+++ EXTRACTED MATERIAL +++

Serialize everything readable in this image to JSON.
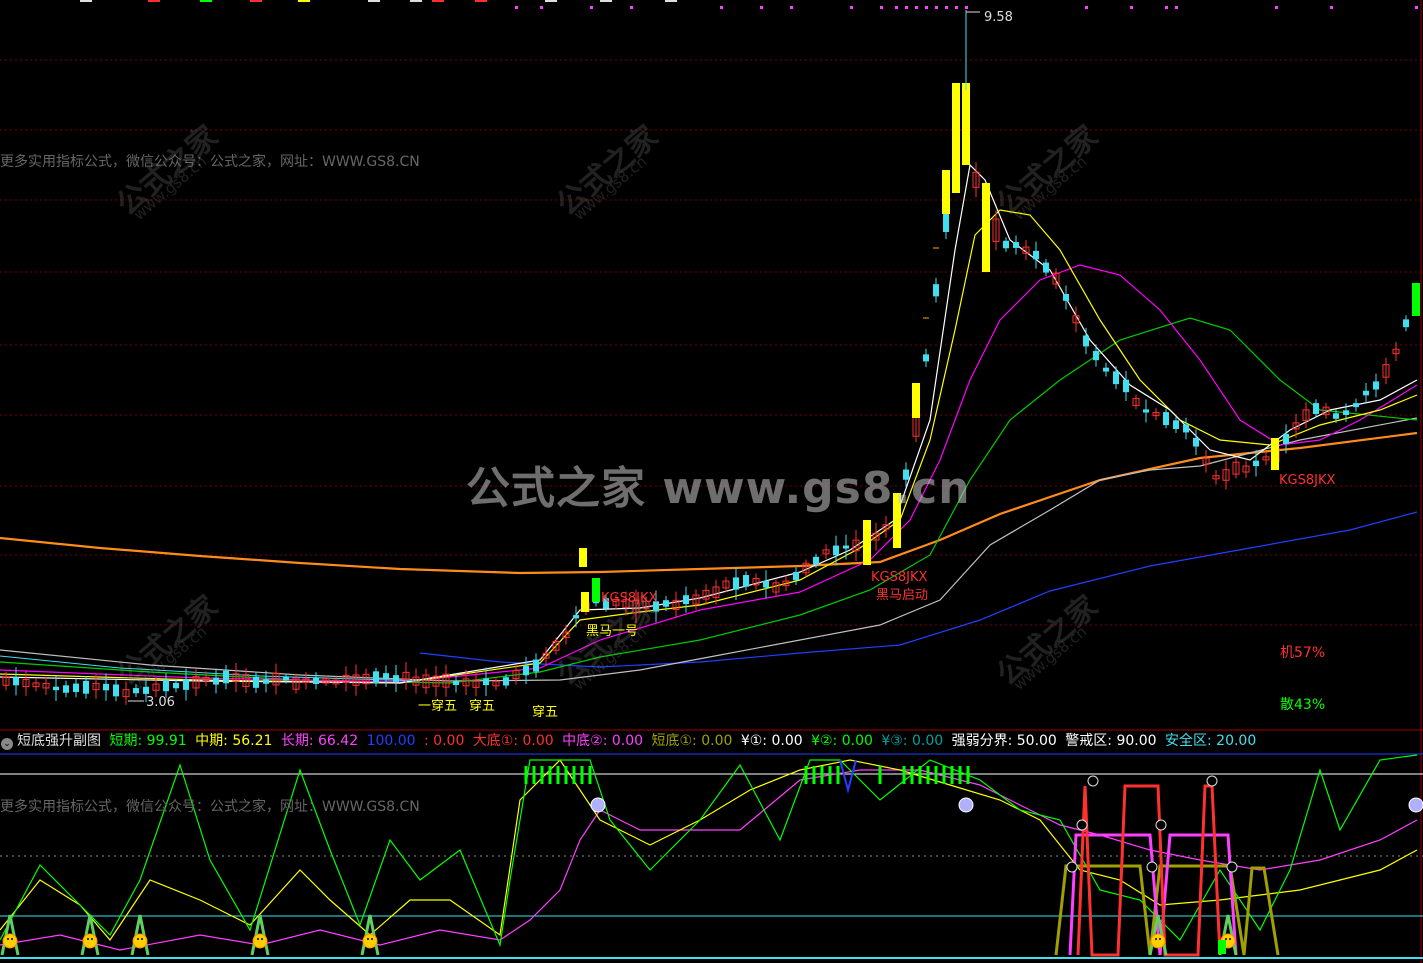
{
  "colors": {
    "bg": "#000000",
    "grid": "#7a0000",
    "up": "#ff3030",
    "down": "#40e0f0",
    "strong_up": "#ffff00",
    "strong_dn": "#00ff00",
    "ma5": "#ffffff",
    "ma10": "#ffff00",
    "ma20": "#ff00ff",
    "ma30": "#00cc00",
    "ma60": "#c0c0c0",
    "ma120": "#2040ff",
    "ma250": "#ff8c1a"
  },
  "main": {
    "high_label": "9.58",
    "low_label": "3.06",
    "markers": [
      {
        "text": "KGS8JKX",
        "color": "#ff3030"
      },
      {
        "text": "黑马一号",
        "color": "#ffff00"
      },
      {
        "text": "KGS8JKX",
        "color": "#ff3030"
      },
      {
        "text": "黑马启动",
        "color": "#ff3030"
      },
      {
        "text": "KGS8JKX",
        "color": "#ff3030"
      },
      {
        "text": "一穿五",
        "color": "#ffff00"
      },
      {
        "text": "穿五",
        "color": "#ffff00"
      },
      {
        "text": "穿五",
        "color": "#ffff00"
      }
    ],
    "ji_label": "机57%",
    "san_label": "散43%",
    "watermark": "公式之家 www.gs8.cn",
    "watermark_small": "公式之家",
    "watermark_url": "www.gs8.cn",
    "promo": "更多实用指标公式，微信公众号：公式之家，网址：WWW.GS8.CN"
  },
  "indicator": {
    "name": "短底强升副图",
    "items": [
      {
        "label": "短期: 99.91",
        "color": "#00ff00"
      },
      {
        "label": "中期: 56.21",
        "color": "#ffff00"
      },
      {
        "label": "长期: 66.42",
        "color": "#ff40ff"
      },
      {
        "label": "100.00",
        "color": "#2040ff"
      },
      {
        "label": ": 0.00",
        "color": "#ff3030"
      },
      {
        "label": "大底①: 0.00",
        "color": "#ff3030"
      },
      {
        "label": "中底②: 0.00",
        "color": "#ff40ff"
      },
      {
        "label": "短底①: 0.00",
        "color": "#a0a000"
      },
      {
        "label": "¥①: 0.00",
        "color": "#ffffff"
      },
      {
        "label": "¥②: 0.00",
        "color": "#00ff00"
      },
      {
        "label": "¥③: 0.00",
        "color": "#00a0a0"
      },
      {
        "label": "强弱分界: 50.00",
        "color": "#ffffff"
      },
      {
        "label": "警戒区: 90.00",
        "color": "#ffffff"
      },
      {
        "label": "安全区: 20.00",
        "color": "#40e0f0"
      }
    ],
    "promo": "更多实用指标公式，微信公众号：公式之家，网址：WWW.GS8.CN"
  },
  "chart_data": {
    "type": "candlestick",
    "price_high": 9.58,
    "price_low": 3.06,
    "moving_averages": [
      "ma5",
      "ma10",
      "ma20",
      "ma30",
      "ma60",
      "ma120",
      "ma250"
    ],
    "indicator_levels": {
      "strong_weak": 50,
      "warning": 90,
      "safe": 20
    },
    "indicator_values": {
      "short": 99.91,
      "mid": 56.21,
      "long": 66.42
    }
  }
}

+++
+++ EXTRACTED MATERIAL +++

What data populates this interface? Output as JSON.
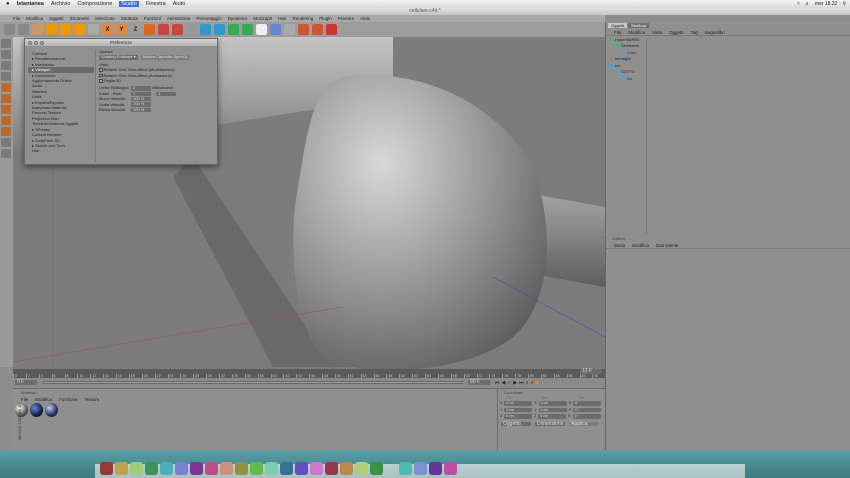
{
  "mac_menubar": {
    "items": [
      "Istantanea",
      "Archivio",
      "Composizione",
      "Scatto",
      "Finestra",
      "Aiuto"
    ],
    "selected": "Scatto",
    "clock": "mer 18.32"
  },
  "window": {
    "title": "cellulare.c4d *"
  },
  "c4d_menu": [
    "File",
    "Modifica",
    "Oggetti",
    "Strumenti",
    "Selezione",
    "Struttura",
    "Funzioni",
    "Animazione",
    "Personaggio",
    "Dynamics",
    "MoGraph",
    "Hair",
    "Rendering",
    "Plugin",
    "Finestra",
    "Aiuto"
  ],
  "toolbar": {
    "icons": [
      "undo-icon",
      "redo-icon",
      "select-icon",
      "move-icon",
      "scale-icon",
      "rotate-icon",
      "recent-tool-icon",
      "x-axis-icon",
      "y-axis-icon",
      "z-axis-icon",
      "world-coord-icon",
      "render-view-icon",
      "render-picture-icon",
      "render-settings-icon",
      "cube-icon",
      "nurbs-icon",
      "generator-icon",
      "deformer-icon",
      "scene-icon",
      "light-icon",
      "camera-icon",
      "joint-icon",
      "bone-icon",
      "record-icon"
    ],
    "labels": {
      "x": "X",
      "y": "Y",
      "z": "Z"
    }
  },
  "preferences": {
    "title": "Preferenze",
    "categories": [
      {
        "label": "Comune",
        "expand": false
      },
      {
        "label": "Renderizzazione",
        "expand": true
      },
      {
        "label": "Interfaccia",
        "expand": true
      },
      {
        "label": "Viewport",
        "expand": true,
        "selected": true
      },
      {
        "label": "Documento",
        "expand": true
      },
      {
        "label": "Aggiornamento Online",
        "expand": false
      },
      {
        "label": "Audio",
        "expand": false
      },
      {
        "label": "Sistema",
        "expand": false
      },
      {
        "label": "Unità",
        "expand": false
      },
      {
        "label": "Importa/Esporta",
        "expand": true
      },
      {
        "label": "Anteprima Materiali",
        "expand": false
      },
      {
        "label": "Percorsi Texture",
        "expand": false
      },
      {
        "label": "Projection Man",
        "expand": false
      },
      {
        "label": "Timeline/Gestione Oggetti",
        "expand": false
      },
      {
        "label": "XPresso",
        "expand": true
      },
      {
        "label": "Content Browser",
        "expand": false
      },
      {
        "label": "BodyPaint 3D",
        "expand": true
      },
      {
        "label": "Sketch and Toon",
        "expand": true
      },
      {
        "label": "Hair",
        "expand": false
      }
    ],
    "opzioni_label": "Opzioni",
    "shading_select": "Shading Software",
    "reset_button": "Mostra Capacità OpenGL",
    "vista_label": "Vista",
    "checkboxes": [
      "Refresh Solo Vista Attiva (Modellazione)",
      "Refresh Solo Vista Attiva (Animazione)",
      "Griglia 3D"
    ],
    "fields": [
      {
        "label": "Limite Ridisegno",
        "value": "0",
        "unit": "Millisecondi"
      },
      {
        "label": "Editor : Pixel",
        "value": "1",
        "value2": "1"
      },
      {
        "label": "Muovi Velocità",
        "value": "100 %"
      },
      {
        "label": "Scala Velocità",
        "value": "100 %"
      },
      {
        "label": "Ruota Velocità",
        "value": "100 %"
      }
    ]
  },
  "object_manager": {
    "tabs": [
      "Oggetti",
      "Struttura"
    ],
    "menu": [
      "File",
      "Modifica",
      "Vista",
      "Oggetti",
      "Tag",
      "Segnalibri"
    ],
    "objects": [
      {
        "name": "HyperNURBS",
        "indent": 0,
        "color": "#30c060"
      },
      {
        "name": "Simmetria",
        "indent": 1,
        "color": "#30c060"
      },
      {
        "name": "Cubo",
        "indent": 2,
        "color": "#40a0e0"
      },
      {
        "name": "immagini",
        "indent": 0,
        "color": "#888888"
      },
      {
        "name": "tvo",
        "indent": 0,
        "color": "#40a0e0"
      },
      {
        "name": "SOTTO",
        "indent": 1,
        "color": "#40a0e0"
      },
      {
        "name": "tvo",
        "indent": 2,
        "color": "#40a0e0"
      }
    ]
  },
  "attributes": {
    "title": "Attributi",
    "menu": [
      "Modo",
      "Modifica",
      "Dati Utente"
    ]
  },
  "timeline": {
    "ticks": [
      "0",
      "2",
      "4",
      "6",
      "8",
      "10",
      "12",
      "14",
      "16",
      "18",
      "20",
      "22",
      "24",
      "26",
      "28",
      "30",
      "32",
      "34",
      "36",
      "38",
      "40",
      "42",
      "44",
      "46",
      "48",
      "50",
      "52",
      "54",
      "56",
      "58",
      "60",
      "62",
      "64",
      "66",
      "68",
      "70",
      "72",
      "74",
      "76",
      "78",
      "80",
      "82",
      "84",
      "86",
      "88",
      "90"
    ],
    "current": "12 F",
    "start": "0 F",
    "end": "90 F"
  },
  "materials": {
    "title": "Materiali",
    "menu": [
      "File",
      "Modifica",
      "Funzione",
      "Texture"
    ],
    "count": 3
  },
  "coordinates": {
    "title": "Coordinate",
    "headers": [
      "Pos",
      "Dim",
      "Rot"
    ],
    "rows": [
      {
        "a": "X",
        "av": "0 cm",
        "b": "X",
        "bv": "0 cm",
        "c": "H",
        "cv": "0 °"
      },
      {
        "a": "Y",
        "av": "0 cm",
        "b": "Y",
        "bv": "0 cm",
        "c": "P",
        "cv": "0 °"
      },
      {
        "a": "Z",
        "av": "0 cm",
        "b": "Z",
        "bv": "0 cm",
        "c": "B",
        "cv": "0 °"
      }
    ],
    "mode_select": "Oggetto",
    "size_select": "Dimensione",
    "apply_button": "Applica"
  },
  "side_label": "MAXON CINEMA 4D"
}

+++

TASK STATEMENT: Count the lines in the entries that hold the word "Vista", and give nothing but the total.

TASK ANSWER: 4